(Data entries)
§

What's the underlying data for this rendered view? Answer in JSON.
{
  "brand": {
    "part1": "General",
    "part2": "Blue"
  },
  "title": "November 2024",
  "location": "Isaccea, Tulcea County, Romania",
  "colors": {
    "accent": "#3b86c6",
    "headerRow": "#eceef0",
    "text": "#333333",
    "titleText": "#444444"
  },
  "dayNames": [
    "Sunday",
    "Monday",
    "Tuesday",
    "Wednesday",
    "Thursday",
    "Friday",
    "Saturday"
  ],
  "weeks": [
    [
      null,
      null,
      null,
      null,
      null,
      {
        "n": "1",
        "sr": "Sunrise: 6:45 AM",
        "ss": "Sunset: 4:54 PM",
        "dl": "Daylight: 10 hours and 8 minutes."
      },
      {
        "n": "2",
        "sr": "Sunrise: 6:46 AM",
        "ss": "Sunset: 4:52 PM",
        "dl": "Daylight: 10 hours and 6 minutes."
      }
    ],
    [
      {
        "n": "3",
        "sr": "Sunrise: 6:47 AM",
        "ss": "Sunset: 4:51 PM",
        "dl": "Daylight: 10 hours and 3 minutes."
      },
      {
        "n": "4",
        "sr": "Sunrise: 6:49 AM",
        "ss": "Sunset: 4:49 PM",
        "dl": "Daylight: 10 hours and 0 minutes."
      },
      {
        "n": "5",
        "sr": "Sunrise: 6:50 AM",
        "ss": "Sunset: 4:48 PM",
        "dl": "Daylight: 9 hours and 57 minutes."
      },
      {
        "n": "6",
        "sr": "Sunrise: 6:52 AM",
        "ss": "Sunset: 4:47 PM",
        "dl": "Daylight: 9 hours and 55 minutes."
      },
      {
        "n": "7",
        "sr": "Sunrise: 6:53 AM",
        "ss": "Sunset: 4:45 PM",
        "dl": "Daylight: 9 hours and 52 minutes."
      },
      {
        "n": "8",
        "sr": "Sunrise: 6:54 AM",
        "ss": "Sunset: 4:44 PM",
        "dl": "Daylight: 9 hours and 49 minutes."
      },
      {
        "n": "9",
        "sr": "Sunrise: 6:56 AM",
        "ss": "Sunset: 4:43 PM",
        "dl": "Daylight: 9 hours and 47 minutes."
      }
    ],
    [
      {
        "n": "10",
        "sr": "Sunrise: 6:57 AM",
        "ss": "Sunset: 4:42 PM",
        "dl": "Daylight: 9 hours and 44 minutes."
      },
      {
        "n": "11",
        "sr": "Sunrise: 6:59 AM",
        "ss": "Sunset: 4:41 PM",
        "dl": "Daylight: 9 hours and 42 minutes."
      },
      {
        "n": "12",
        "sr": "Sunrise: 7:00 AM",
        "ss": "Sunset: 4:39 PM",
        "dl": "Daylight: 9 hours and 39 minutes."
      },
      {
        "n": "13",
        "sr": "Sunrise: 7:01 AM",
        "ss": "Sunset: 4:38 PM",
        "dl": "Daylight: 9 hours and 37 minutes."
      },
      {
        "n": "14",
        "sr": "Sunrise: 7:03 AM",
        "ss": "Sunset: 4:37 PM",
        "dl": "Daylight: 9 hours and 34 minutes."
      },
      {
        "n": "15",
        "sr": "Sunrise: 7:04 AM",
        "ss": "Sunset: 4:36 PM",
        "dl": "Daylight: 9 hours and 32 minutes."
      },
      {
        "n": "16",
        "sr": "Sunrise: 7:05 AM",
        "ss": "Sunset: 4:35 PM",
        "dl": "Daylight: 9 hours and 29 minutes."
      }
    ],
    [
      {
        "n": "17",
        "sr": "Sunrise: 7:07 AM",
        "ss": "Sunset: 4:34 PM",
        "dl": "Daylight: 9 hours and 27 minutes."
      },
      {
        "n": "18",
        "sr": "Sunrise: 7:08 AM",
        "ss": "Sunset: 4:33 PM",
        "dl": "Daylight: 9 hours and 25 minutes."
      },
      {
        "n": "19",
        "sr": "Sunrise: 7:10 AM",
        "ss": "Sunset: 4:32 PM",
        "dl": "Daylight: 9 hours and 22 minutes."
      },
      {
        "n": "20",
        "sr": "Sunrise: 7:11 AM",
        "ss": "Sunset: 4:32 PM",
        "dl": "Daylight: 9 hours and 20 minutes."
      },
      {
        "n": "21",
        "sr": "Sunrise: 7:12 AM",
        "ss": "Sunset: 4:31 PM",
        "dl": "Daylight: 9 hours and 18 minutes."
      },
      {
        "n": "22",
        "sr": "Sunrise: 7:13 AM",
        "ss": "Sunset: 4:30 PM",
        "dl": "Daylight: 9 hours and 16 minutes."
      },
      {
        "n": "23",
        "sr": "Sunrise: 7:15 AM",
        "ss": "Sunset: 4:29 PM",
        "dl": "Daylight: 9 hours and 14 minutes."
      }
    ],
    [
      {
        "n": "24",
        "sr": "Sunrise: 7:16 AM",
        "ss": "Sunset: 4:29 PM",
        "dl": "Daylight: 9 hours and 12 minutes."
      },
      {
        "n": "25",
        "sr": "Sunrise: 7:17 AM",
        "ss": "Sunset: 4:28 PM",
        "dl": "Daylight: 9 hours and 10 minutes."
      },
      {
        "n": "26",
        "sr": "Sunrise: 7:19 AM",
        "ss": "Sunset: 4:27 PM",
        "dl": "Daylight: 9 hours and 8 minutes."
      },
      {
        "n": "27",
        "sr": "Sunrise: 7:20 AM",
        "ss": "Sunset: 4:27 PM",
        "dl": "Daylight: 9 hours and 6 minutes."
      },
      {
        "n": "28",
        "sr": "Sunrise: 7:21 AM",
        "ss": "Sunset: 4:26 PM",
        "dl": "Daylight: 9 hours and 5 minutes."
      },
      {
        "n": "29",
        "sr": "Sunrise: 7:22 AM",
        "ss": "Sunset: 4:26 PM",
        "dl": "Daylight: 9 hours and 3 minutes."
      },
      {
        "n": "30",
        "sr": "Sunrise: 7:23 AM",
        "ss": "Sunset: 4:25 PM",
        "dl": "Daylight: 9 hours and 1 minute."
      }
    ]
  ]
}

§

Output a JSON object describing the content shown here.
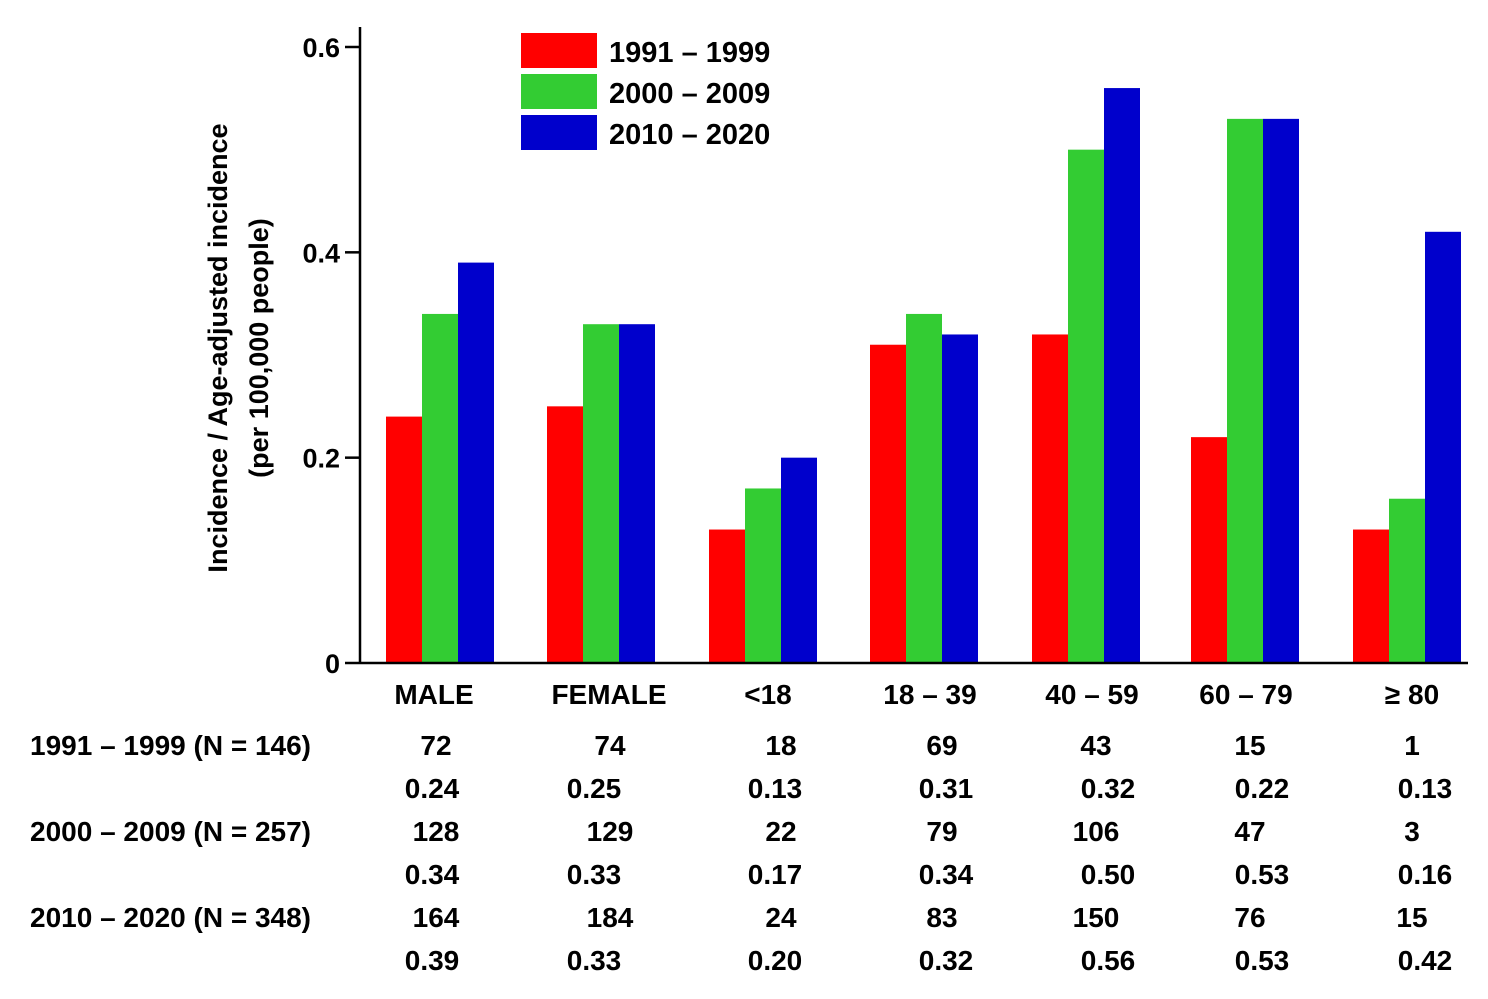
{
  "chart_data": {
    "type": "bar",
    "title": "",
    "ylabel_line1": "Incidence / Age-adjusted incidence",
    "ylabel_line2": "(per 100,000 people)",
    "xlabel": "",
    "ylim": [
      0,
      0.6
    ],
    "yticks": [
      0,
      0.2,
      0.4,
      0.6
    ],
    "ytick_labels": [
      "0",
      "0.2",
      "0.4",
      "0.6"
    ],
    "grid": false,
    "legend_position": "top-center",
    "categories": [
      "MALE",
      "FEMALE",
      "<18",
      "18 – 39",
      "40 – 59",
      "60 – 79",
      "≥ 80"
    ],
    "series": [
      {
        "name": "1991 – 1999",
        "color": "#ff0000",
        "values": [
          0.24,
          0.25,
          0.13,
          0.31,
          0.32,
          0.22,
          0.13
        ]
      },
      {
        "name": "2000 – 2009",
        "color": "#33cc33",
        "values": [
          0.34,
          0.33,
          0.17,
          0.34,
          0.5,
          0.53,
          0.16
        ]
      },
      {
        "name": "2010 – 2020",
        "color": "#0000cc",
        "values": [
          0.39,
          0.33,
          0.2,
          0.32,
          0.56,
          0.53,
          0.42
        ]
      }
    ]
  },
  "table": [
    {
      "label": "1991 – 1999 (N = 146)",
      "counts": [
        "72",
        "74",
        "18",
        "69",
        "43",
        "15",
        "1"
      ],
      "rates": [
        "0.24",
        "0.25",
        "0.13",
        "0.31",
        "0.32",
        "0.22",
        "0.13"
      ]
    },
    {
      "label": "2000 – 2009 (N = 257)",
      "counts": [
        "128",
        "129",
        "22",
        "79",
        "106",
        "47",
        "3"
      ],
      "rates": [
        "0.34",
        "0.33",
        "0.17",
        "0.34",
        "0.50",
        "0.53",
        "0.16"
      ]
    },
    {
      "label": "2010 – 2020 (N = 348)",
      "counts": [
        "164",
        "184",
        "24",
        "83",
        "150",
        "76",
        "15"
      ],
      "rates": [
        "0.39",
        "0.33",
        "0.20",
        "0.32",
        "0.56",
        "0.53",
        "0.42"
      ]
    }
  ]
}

§

From the data, collect all lines where the string "JSON" appears.

What's the underlying data for this rendered view? Answer in JSON.
Output a JSON object describing the content shown here.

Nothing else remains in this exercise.